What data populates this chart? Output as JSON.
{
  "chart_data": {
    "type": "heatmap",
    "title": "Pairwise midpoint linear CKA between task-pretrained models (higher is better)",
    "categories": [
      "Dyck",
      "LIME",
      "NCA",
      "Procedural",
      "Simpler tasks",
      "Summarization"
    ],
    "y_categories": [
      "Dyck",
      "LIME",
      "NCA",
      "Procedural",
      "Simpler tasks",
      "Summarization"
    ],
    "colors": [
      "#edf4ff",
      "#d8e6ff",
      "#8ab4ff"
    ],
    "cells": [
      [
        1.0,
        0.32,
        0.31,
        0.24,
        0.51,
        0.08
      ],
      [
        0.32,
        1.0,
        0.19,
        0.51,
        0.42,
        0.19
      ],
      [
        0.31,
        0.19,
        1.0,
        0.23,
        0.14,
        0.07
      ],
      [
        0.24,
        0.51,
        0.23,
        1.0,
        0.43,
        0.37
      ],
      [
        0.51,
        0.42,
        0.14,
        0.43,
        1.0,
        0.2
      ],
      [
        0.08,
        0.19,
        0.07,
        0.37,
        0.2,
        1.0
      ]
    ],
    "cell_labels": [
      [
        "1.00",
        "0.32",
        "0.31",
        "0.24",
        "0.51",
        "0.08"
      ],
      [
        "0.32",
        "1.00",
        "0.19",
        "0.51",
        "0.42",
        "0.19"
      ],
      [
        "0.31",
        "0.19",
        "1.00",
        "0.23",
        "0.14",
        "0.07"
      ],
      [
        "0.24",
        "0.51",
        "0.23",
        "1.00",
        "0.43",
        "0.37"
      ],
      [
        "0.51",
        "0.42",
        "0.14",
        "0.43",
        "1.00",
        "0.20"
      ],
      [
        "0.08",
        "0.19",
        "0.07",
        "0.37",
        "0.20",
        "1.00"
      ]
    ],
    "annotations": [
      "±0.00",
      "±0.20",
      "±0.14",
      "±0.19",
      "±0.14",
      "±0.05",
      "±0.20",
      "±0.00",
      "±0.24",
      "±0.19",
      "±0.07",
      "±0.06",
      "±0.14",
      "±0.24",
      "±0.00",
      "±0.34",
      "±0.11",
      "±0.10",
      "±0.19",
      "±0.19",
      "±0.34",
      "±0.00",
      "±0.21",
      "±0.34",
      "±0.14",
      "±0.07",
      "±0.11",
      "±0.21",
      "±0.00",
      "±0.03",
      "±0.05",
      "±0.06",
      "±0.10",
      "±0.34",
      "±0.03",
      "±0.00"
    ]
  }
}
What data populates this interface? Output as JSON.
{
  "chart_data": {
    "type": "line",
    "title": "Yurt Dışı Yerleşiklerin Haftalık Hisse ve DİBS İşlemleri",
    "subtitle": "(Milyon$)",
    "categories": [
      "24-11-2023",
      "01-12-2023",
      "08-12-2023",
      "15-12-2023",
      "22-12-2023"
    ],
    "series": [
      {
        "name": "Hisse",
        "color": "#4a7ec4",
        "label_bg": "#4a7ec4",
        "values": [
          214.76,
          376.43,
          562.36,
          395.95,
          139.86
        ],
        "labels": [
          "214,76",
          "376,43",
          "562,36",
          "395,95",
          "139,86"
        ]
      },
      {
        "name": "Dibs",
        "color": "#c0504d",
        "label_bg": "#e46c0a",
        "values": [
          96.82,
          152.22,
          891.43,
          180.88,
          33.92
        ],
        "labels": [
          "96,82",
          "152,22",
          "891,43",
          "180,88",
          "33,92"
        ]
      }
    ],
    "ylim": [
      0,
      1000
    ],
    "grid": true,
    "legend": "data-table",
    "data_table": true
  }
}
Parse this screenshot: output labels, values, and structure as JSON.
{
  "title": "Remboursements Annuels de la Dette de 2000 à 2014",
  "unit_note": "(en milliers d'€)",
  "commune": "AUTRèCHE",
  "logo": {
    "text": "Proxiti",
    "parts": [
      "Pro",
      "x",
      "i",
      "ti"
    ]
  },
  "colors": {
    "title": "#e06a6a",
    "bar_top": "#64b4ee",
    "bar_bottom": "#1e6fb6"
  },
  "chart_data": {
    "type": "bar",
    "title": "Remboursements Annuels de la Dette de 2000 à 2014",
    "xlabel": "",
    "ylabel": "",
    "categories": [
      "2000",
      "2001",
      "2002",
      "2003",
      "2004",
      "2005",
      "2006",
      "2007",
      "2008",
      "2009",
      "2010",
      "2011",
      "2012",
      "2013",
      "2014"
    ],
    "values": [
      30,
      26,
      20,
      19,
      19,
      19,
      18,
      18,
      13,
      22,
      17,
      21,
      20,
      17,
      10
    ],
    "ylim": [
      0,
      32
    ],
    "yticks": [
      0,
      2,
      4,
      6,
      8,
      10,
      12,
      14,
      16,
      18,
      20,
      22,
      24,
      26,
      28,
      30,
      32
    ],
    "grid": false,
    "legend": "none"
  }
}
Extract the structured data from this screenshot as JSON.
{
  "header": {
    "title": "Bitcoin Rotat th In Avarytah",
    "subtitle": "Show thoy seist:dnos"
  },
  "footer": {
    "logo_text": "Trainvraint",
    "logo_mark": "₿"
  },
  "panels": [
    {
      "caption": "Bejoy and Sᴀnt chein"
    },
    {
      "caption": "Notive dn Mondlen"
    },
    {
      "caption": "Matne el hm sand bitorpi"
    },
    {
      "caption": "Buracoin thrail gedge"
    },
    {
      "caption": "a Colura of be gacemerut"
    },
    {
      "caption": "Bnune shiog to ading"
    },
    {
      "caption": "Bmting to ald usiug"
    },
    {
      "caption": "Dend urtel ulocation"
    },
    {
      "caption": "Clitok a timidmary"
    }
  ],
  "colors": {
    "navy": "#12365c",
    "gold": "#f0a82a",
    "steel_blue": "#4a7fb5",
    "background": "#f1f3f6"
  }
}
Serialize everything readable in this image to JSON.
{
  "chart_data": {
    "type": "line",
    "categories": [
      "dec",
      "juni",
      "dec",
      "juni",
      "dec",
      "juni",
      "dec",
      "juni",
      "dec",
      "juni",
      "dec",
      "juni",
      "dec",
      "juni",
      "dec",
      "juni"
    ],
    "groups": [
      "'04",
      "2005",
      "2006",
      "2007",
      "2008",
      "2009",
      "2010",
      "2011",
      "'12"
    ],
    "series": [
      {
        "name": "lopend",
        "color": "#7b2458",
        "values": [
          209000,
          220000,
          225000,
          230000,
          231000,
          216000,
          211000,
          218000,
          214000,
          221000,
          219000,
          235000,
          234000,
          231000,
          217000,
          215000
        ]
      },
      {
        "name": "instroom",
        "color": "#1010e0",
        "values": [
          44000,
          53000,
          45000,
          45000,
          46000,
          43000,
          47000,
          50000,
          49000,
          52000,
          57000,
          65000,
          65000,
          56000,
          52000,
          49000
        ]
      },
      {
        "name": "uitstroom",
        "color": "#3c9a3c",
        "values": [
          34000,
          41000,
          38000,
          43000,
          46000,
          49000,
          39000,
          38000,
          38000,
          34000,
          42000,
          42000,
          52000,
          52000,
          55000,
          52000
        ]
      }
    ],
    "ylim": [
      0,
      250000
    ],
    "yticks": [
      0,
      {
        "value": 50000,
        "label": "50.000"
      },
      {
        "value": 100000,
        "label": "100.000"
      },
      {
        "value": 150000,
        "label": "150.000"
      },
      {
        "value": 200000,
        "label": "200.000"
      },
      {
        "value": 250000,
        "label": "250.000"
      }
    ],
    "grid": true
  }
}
__________________________________________________
Return all the data exactly as given.

What data populates this chart? Output as JSON.
{
  "chart_data": {
    "type": "heatmap",
    "title": "Pairwise midpoint linear CKA between task-pretrained models (higher is better)",
    "categories": [
      "Dyck",
      "LIME",
      "NCA",
      "Procedural",
      "Simpler tasks",
      "Summarization"
    ],
    "y_categories": [
      "Dyck",
      "LIME",
      "NCA",
      "Procedural",
      "Simpler tasks",
      "Summarization"
    ],
    "colors": [
      "#edf4ff",
      "#d8e6ff",
      "#8ab4ff"
    ],
    "cells": [
      [
        1.0,
        0.32,
        0.31,
        0.24,
        0.51,
        0.08
      ],
      [
        0.32,
        1.0,
        0.19,
        0.51,
        0.42,
        0.19
      ],
      [
        0.31,
        0.19,
        1.0,
        0.23,
        0.14,
        0.07
      ],
      [
        0.24,
        0.51,
        0.23,
        1.0,
        0.43,
        0.37
      ],
      [
        0.51,
        0.42,
        0.14,
        0.43,
        1.0,
        0.2
      ],
      [
        0.08,
        0.19,
        0.07,
        0.37,
        0.2,
        1.0
      ]
    ],
    "cell_labels": [
      [
        "1.00",
        "0.32",
        "0.31",
        "0.24",
        "0.51",
        "0.08"
      ],
      [
        "0.32",
        "1.00",
        "0.19",
        "0.51",
        "0.42",
        "0.19"
      ],
      [
        "0.31",
        "0.19",
        "1.00",
        "0.23",
        "0.14",
        "0.07"
      ],
      [
        "0.24",
        "0.51",
        "0.23",
        "1.00",
        "0.43",
        "0.37"
      ],
      [
        "0.51",
        "0.42",
        "0.14",
        "0.43",
        "1.00",
        "0.20"
      ],
      [
        "0.08",
        "0.19",
        "0.07",
        "0.37",
        "0.20",
        "1.00"
      ]
    ],
    "annotations": [
      "±0.00",
      "±0.20",
      "±0.14",
      "±0.19",
      "±0.14",
      "±0.05",
      "±0.20",
      "±0.00",
      "±0.24",
      "±0.19",
      "±0.07",
      "±0.06",
      "±0.14",
      "±0.24",
      "±0.00",
      "±0.34",
      "±0.11",
      "±0.10",
      "±0.19",
      "±0.19",
      "±0.34",
      "±0.00",
      "±0.21",
      "±0.34",
      "±0.14",
      "±0.07",
      "±0.11",
      "±0.21",
      "±0.00",
      "±0.03",
      "±0.05",
      "±0.06",
      "±0.10",
      "±0.34",
      "±0.03",
      "±0.00"
    ]
  }
}
What data populates this interface? Output as JSON.
{
  "chart_data": {
    "type": "line",
    "title": "Yurt Dışı Yerleşiklerin Haftalık Hisse ve DİBS İşlemleri",
    "subtitle": "(Milyon$)",
    "categories": [
      "24-11-2023",
      "01-12-2023",
      "08-12-2023",
      "15-12-2023",
      "22-12-2023"
    ],
    "series": [
      {
        "name": "Hisse",
        "color": "#4a7ec4",
        "label_bg": "#4a7ec4",
        "values": [
          214.76,
          376.43,
          562.36,
          395.95,
          139.86
        ],
        "labels": [
          "214,76",
          "376,43",
          "562,36",
          "395,95",
          "139,86"
        ]
      },
      {
        "name": "Dibs",
        "color": "#c0504d",
        "label_bg": "#e46c0a",
        "values": [
          96.82,
          152.22,
          891.43,
          180.88,
          33.92
        ],
        "labels": [
          "96,82",
          "152,22",
          "891,43",
          "180,88",
          "33,92"
        ]
      }
    ],
    "ylim": [
      0,
      1000
    ],
    "grid": true,
    "legend": "data-table",
    "data_table": true
  }
}
Parse this screenshot: output labels, values, and structure as JSON.
{
  "title": "Remboursements Annuels de la Dette de 2000 à 2014",
  "unit_note": "(en milliers d'€)",
  "commune": "AUTRèCHE",
  "logo": {
    "text": "Proxiti",
    "parts": [
      "Pro",
      "x",
      "i",
      "ti"
    ]
  },
  "colors": {
    "title": "#e06a6a",
    "bar_top": "#64b4ee",
    "bar_bottom": "#1e6fb6"
  },
  "chart_data": {
    "type": "bar",
    "title": "Remboursements Annuels de la Dette de 2000 à 2014",
    "xlabel": "",
    "ylabel": "",
    "categories": [
      "2000",
      "2001",
      "2002",
      "2003",
      "2004",
      "2005",
      "2006",
      "2007",
      "2008",
      "2009",
      "2010",
      "2011",
      "2012",
      "2013",
      "2014"
    ],
    "values": [
      30,
      26,
      20,
      19,
      19,
      19,
      18,
      18,
      13,
      22,
      17,
      21,
      20,
      17,
      10
    ],
    "ylim": [
      0,
      32
    ],
    "yticks": [
      0,
      2,
      4,
      6,
      8,
      10,
      12,
      14,
      16,
      18,
      20,
      22,
      24,
      26,
      28,
      30,
      32
    ],
    "grid": false,
    "legend": "none"
  }
}
Extract the structured data from this screenshot as JSON.
{
  "header": {
    "title": "Bitcoin Rotat th In Avarytah",
    "subtitle": "Show thoy seist:dnos"
  },
  "footer": {
    "logo_text": "Trainvraint",
    "logo_mark": "₿"
  },
  "panels": [
    {
      "caption": "Bejoy and Sᴀnt chein"
    },
    {
      "caption": "Notive dn Mondlen"
    },
    {
      "caption": "Matne el hm sand bitorpi"
    },
    {
      "caption": "Buracoin thrail gedge"
    },
    {
      "caption": "a Colura of be gacemerut"
    },
    {
      "caption": "Bnune shiog to ading"
    },
    {
      "caption": "Bmting to ald usiug"
    },
    {
      "caption": "Dend urtel ulocation"
    },
    {
      "caption": "Clitok a timidmary"
    }
  ],
  "colors": {
    "navy": "#12365c",
    "gold": "#f0a82a",
    "steel_blue": "#4a7fb5",
    "background": "#f1f3f6"
  }
}
Serialize everything readable in this image to JSON.
{
  "chart_data": {
    "type": "line",
    "categories": [
      "dec",
      "juni",
      "dec",
      "juni",
      "dec",
      "juni",
      "dec",
      "juni",
      "dec",
      "juni",
      "dec",
      "juni",
      "dec",
      "juni",
      "dec",
      "juni"
    ],
    "groups": [
      "'04",
      "2005",
      "2006",
      "2007",
      "2008",
      "2009",
      "2010",
      "2011",
      "'12"
    ],
    "series": [
      {
        "name": "lopend",
        "color": "#7b2458",
        "values": [
          209000,
          220000,
          225000,
          230000,
          231000,
          216000,
          211000,
          218000,
          214000,
          221000,
          219000,
          235000,
          234000,
          231000,
          217000,
          215000
        ]
      },
      {
        "name": "instroom",
        "color": "#1010e0",
        "values": [
          44000,
          53000,
          45000,
          45000,
          46000,
          43000,
          47000,
          50000,
          49000,
          52000,
          57000,
          65000,
          65000,
          56000,
          52000,
          49000
        ]
      },
      {
        "name": "uitstroom",
        "color": "#3c9a3c",
        "values": [
          34000,
          41000,
          38000,
          43000,
          46000,
          49000,
          39000,
          38000,
          38000,
          34000,
          42000,
          42000,
          52000,
          52000,
          55000,
          52000
        ]
      }
    ],
    "ylim": [
      0,
      250000
    ],
    "yticks": [
      0,
      {
        "value": 50000,
        "label": "50.000"
      },
      {
        "value": 100000,
        "label": "100.000"
      },
      {
        "value": 150000,
        "label": "150.000"
      },
      {
        "value": 200000,
        "label": "200.000"
      },
      {
        "value": 250000,
        "label": "250.000"
      }
    ],
    "grid": true
  }
}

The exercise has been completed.